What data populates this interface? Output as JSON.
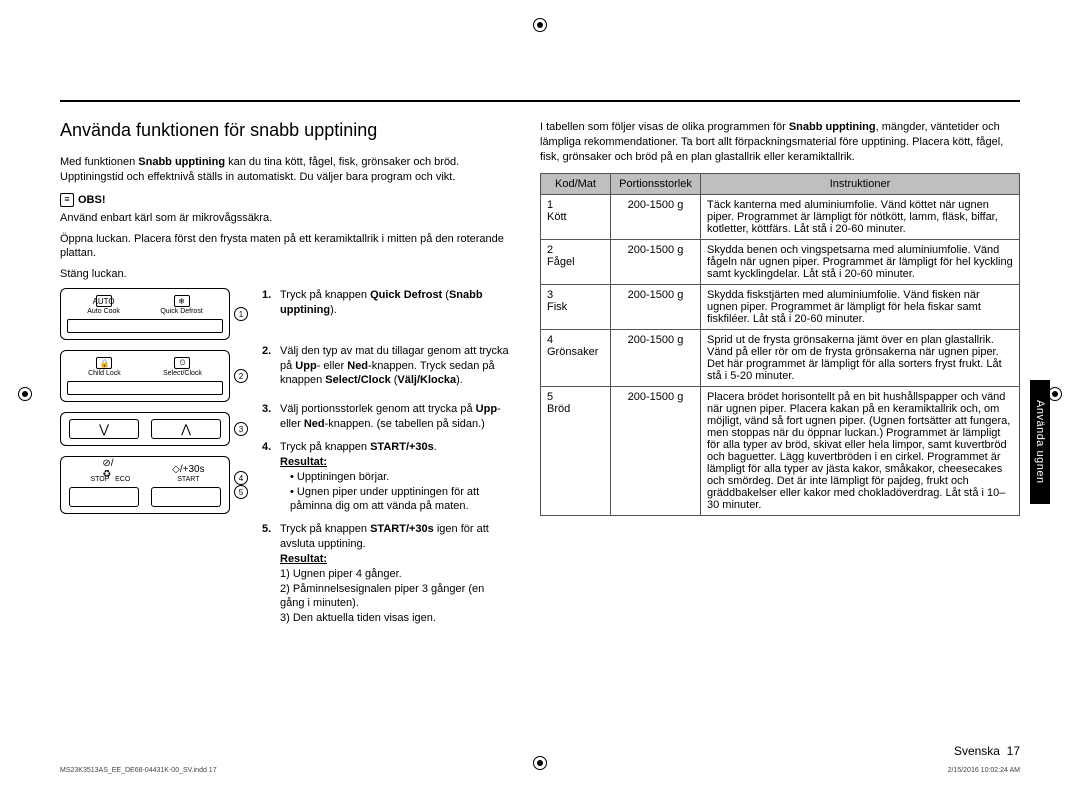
{
  "section_title": "Använda funktionen för snabb upptining",
  "intro1_a": "Med funktionen ",
  "intro1_b": "Snabb upptining",
  "intro1_c": " kan du tina kött, fågel, fisk, grönsaker och bröd. Upptiningstid och effektnivå ställs in automatiskt. Du väljer bara program och vikt.",
  "obs_label": "OBS!",
  "obs_text": "Använd enbart kärl som är mikrovågssäkra.",
  "open_text": "Öppna luckan. Placera först den frysta maten på ett keramiktallrik i mitten på den roterande plattan.",
  "close_text": "Stäng luckan.",
  "panel1": {
    "left_label": "Auto Cook",
    "right_label": "Quick Defrost",
    "left_icon": "AUTO",
    "right_icon": "❄"
  },
  "panel2": {
    "left_label": "Child Lock",
    "right_label": "Select/Clock",
    "left_icon": "🔒",
    "right_icon": "⏲"
  },
  "panel3": {
    "down": "⋁",
    "up": "⋀"
  },
  "panel4": {
    "stop_label": "STOP",
    "eco_label": "ECO",
    "start_label": "START",
    "stop_icon": "⊘/♻",
    "start_icon": "◇/+30s"
  },
  "steps": {
    "s1_a": "Tryck på knappen ",
    "s1_b": "Quick Defrost",
    "s1_c": " (",
    "s1_d": "Snabb upptining",
    "s1_e": ").",
    "s2_a": "Välj den typ av mat du tillagar genom att trycka på ",
    "s2_b": "Upp",
    "s2_c": "- eller ",
    "s2_d": "Ned",
    "s2_e": "-knappen. Tryck sedan på knappen ",
    "s2_f": "Select/Clock",
    "s2_g": " (",
    "s2_h": "Välj/Klocka",
    "s2_i": ").",
    "s3_a": "Välj portionsstorlek genom att trycka på ",
    "s3_b": "Upp",
    "s3_c": "- eller ",
    "s3_d": "Ned",
    "s3_e": "-knappen. (se tabellen på sidan.)",
    "s4_a": "Tryck på knappen ",
    "s4_b": "START/+30s",
    "s4_c": ".",
    "res_label": "Resultat:",
    "s4_r1": "Upptiningen börjar.",
    "s4_r2": "Ugnen piper under upptiningen för att påminna dig om att vända på maten.",
    "s5_a": "Tryck på knappen ",
    "s5_b": "START/+30s",
    "s5_c": " igen för att avsluta upptining.",
    "s5_r1": "Ugnen piper 4 gånger.",
    "s5_r2": "Påminnelsesignalen piper 3 gånger (en gång i minuten).",
    "s5_r3": "Den aktuella tiden visas igen."
  },
  "right_intro_a": "I tabellen som följer visas de olika programmen för ",
  "right_intro_b": "Snabb upptining",
  "right_intro_c": ", mängder, väntetider och lämpliga rekommendationer. Ta bort allt förpackningsmaterial före upptining. Placera kött, fågel, fisk, grönsaker och bröd på en plan glastallrik eller keramiktallrik.",
  "table": {
    "headers": [
      "Kod/Mat",
      "Portionsstorlek",
      "Instruktioner"
    ],
    "rows": [
      {
        "code": "1",
        "name": "Kött",
        "portion": "200-1500 g",
        "instr": "Täck kanterna med aluminiumfolie. Vänd köttet när ugnen piper. Programmet är lämpligt för nötkött, lamm, fläsk, biffar, kotletter, köttfärs. Låt stå i 20-60 minuter."
      },
      {
        "code": "2",
        "name": "Fågel",
        "portion": "200-1500 g",
        "instr": "Skydda benen och vingspetsarna med aluminiumfolie. Vänd fågeln när ugnen piper. Programmet är lämpligt för hel kyckling samt kycklingdelar. Låt stå i 20-60 minuter."
      },
      {
        "code": "3",
        "name": "Fisk",
        "portion": "200-1500 g",
        "instr": "Skydda fiskstjärten med aluminiumfolie. Vänd fisken när ugnen piper. Programmet är lämpligt för hela fiskar samt fiskfiléer. Låt stå i 20-60 minuter."
      },
      {
        "code": "4",
        "name": "Grönsaker",
        "portion": "200-1500 g",
        "instr": "Sprid ut de frysta grönsakerna jämt över en plan glastallrik. Vänd på eller rör om de frysta grönsakerna när ugnen piper. Det här programmet är lämpligt för alla sorters fryst frukt. Låt stå i 5-20 minuter."
      },
      {
        "code": "5",
        "name": "Bröd",
        "portion": "200-1500 g",
        "instr": "Placera brödet horisontellt på en bit hushållspapper och vänd när ugnen piper. Placera kakan på en keramiktallrik och, om möjligt, vänd så fort ugnen piper. (Ugnen fortsätter att fungera, men stoppas när du öppnar luckan.) Programmet är lämpligt för alla typer av bröd, skivat eller hela limpor, samt kuvertbröd och baguetter. Lägg kuvertbröden i en cirkel. Programmet är lämpligt för alla typer av jästa kakor, småkakor, cheesecakes och smördeg. Det är inte lämpligt för pajdeg, frukt och gräddbakelser eller kakor med chokladöverdrag. Låt stå i 10–30 minuter."
      }
    ]
  },
  "side_tab": "Använda ugnen",
  "footer_lang": "Svenska",
  "footer_page": "17",
  "footer_left": "MS23K3513AS_EE_DE68-04431K-00_SV.indd   17",
  "footer_right": "2/15/2016   10:02:24 AM"
}
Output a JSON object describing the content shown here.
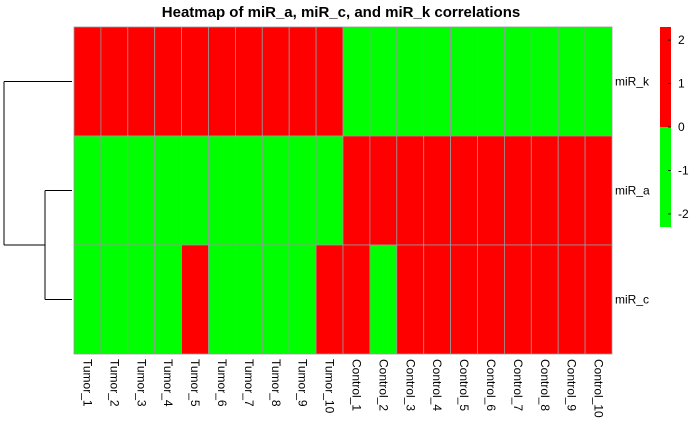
{
  "chart_data": {
    "type": "heatmap",
    "title": "Heatmap of miR_a, miR_c, and miR_k correlations",
    "columns": [
      "Tumor_1",
      "Tumor_2",
      "Tumor_3",
      "Tumor_4",
      "Tumor_5",
      "Tumor_6",
      "Tumor_7",
      "Tumor_8",
      "Tumor_9",
      "Tumor_10",
      "Control_1",
      "Control_2",
      "Control_3",
      "Control_4",
      "Control_5",
      "Control_6",
      "Control_7",
      "Control_8",
      "Control_9",
      "Control_10"
    ],
    "rows": [
      "miR_k",
      "miR_a",
      "miR_c"
    ],
    "values": [
      [
        1,
        1,
        1,
        1,
        1,
        1,
        1,
        1,
        1,
        1,
        -1,
        -1,
        -1,
        -1,
        -1,
        -1,
        -1,
        -1,
        -1,
        -1
      ],
      [
        -1,
        -1,
        -1,
        -1,
        -1,
        -1,
        -1,
        -1,
        -1,
        -1,
        1,
        1,
        1,
        1,
        1,
        1,
        1,
        1,
        1,
        1
      ],
      [
        -1,
        -1,
        -1,
        -1,
        1,
        -1,
        -1,
        -1,
        -1,
        1,
        1,
        -1,
        1,
        1,
        1,
        1,
        1,
        1,
        1,
        1
      ]
    ],
    "colors": {
      "positive": "#FF0000",
      "negative": "#00FF00",
      "grid": "#999999"
    },
    "dendrogram": {
      "side": "left",
      "merges": [
        [
          "miR_a",
          "miR_c"
        ],
        [
          "miR_k",
          "miR_a+miR_c"
        ]
      ]
    },
    "legend": {
      "placement": "right",
      "ticks": [
        "2",
        "1",
        "0",
        "-1",
        "-2"
      ],
      "range": [
        -2.3,
        2.3
      ],
      "color_breaks": [
        {
          "from": 0,
          "to": 2.3,
          "color": "#FF0000"
        },
        {
          "from": -2.3,
          "to": 0,
          "color": "#00FF00"
        }
      ]
    }
  }
}
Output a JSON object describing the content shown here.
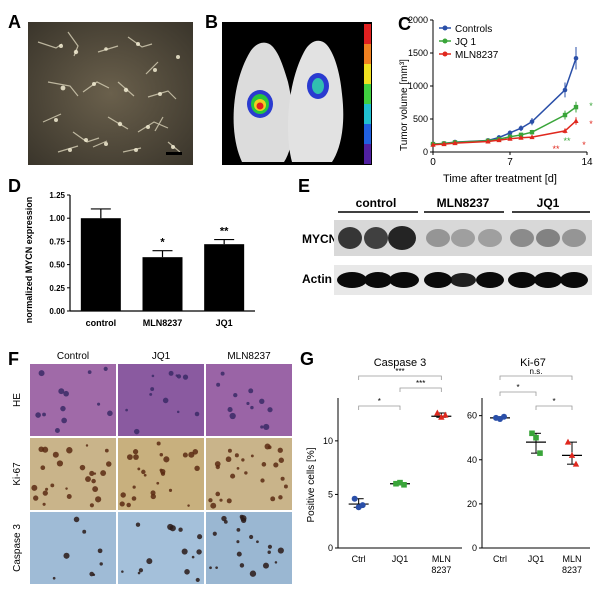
{
  "panel_labels": [
    "A",
    "B",
    "C",
    "D",
    "E",
    "F",
    "G"
  ],
  "chart_data": [
    {
      "panel": "C",
      "type": "line",
      "xlabel": "Time after treatment [d]",
      "ylabel": "Tumor volume [mm³]",
      "xticks": [
        "0",
        "7",
        "14"
      ],
      "yticks": [
        "0",
        "500",
        "1000",
        "1500",
        "2000"
      ],
      "xlim": [
        0,
        14
      ],
      "ylim": [
        0,
        2000
      ],
      "legend_position": "top-left",
      "series": [
        {
          "name": "Controls",
          "color": "#2a4fa8",
          "x": [
            0,
            1,
            2,
            5,
            6,
            7,
            8,
            9,
            12,
            13
          ],
          "y": [
            120,
            130,
            150,
            175,
            220,
            290,
            360,
            460,
            940,
            1420
          ]
        },
        {
          "name": "JQ 1",
          "color": "#3aa53a",
          "x": [
            0,
            1,
            2,
            5,
            6,
            7,
            8,
            9,
            12,
            13
          ],
          "y": [
            120,
            128,
            145,
            170,
            195,
            230,
            260,
            300,
            560,
            680
          ]
        },
        {
          "name": "MLN8237",
          "color": "#e0281e",
          "x": [
            0,
            1,
            2,
            5,
            6,
            7,
            8,
            9,
            12,
            13
          ],
          "y": [
            110,
            120,
            135,
            160,
            180,
            200,
            215,
            225,
            320,
            470
          ]
        }
      ],
      "annotations": [
        "*",
        "*",
        "**",
        "**",
        "*"
      ]
    },
    {
      "panel": "D",
      "type": "bar",
      "ylabel": "normalized MYCN expression",
      "categories": [
        "control",
        "MLN8237",
        "JQ1"
      ],
      "values": [
        1.0,
        0.58,
        0.72
      ],
      "errors": [
        0.1,
        0.07,
        0.05
      ],
      "significance": [
        "",
        "*",
        "**"
      ],
      "yticks": [
        "0.00",
        "0.25",
        "0.50",
        "0.75",
        "1.00",
        "1.25"
      ],
      "ylim": [
        0,
        1.25
      ]
    },
    {
      "panel": "G-left",
      "type": "scatter",
      "title": "Caspase 3",
      "ylabel": "Positive  cells [%]",
      "categories": [
        "Ctrl",
        "JQ1",
        "MLN\n8237"
      ],
      "yticks": [
        "0",
        "5",
        "10"
      ],
      "ylim": [
        0,
        14
      ],
      "series": [
        {
          "name": "Ctrl",
          "color": "#2a4fa8",
          "values": [
            4.6,
            3.8,
            4.0
          ],
          "mean": 4.1
        },
        {
          "name": "JQ1",
          "color": "#3aa53a",
          "values": [
            6.0,
            6.1,
            5.9
          ],
          "mean": 6.0
        },
        {
          "name": "MLN8237",
          "color": "#e0281e",
          "values": [
            12.6,
            12.2,
            12.4
          ],
          "mean": 12.3
        }
      ],
      "significance": [
        "*",
        "***",
        "***"
      ]
    },
    {
      "panel": "G-right",
      "type": "scatter",
      "title": "Ki-67",
      "categories": [
        "Ctrl",
        "JQ1",
        "MLN\n8237"
      ],
      "yticks": [
        "0",
        "20",
        "40",
        "60"
      ],
      "ylim": [
        0,
        68
      ],
      "series": [
        {
          "name": "Ctrl",
          "color": "#2a4fa8",
          "values": [
            59,
            58.5,
            59.5
          ],
          "mean": 59
        },
        {
          "name": "JQ1",
          "color": "#3aa53a",
          "values": [
            52,
            50,
            43
          ],
          "mean": 48
        },
        {
          "name": "MLN8237",
          "color": "#e0281e",
          "values": [
            48,
            42,
            38
          ],
          "mean": 42
        }
      ],
      "significance": [
        "*",
        "*",
        "n.s."
      ]
    }
  ],
  "blot": {
    "groups": [
      "control",
      "MLN8237",
      "JQ1"
    ],
    "rows": [
      "MYCN",
      "Actin"
    ]
  },
  "histology": {
    "columns": [
      "Control",
      "JQ1",
      "MLN8237"
    ],
    "rows": [
      "HE",
      "Ki-67",
      "Caspase 3"
    ]
  },
  "colors": {
    "controls": "#2a4fa8",
    "jq1": "#3aa53a",
    "mln8237": "#e0281e"
  }
}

★ ★ ★ ★

> [The problem]: Whenever a line in the entries holds the word "genom", copy that line.

> [Answer to this task]:
    "s2_a": "Välj den typ av mat du tillagar genom att trycka på ",
    "s3_a": "Välj portionsstorlek genom att trycka på ",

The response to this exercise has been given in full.